== Excerpt provided

What is the meaning of deformation in painting? If one uses art as a tool in political and social struggle, his painting cannot boil down to the photographic, descriptive rendering of nature, but rather should concentrate on depicting the most crucial, striking features of a phenomenon, event or model. ... Deformation as such is nothing new: what is new, however, is its emancipation in modern painting, when expression caused by violent and logical juxtaposition of proportions of scale and movement becomes the major task of the painting of immense impact.19

Wróblewski’s version of history painting is not concentrated on a merely descriptive rendering of facts, or on providing a commentary about them. The paintings discussed here are not so much pointing to the crisis and exhaustion of historical painting as a genre as they are offering an alternative by demonstrating how an event such as war can still exist in painting, while painting can still provide a form for taking a stance and for commitment. The obligation to work out an artistic idiom that would contain the “political and social struggle” drove his formal choices.

Andrzej Wróblewski The Painting about the Horros of the War, 1949. Courtesy of Andrzej Wróblewski Foundation, www.andrzejwroblewski.pl

Painting About the Horrors of War, 1948, (Fish Without Heads) depicts a group of green headless fish. It is direct and quite cruel: an ordinary massacre, an everyday scene that – framed by its title – gains both weight and meaning.20 One could say that the painter was already practicing the strategy of chopping, cutting and piling; a year later, the animals would be replaced by people, but the sense of the ordinary remained, intensified in the recurrent motif of a grey jacket – so common and yet so defamiliarized. Emptied jackets and trousers would turn into signs of lives lost, similar yet singular. As a member of the “lost generation,” Wróblewski saw crowds of the living and the dead, belonged to them: the same people in similar clothes, with similar faces dying similar deaths and surviving to wear the clothes of the dead, to be named after the dead and to mourn the omnipresent absence.

the movement of the image that invades feeling and thinking

What is crucial for the construction of the war paintings is the relation of body, movement, time and memory. The endless and open form of the latter continually bothers the present in search of even provisional closure or fulfillment. Wróblewski renders time according to the logic of trauma. The past seems impossible to delimit: the then-and-there invades the territory of the here-and-now. The painting thus turns out to be a gesture, a form of work on the means of being in time.

====
== Data entries

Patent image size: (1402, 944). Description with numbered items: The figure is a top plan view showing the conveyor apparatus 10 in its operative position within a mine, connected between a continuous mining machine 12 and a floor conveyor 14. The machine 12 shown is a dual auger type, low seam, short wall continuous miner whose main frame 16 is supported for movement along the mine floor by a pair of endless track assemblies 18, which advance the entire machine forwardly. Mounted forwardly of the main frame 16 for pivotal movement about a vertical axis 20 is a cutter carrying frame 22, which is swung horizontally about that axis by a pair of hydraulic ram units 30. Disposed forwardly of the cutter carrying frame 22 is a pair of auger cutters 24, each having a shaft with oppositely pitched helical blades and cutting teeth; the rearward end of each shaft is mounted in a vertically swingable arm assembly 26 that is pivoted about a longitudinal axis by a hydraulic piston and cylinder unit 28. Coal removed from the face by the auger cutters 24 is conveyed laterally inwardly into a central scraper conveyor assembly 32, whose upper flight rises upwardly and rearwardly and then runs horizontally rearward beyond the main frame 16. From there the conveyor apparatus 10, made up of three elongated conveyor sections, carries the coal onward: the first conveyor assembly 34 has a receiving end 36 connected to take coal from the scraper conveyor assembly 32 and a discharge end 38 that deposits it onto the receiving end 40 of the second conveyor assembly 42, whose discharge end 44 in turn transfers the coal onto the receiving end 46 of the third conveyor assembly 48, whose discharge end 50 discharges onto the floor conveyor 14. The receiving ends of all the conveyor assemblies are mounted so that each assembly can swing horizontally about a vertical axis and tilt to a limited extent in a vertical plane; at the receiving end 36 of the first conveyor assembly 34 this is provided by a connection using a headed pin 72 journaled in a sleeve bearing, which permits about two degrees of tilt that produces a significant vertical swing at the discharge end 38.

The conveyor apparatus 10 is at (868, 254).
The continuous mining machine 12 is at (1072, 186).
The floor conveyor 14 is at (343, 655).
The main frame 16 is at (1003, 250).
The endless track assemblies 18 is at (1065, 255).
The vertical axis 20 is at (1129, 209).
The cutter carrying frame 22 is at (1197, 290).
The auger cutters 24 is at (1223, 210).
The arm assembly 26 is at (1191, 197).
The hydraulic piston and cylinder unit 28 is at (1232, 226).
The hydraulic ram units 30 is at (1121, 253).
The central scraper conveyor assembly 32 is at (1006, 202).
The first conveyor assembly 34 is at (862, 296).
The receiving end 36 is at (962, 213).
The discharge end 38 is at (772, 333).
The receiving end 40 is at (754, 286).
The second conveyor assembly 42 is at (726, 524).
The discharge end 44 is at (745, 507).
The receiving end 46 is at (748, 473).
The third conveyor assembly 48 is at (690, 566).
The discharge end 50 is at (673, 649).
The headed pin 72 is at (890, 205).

====

## [Problems]
**A)** How would you render this sentence from the excerpt on Wróblewski's war paintings in Spanish: "Wróblewski renders time according to the logic of trauma."
**B)** Can you sum up the excerpt on Wróblewski's war paintings in two sentences?

## [Task-by-task answers]
**A)** Wróblewski representa el tiempo según la lógica del trauma.

**B)** Wróblewski's history painting does not settle for a merely descriptive rendering of facts but shows how an event such as war can still exist in painting, and his formal choices were driven by the need for an artistic idiom that would contain "political and social struggle." His Painting About the Horrors of War (Fish Without Heads) depicts green headless fish, a year later the animals would be replaced by people and emptied jackets and trousers would become signs of lives lost, and throughout the war paintings he renders time according to the logic of trauma.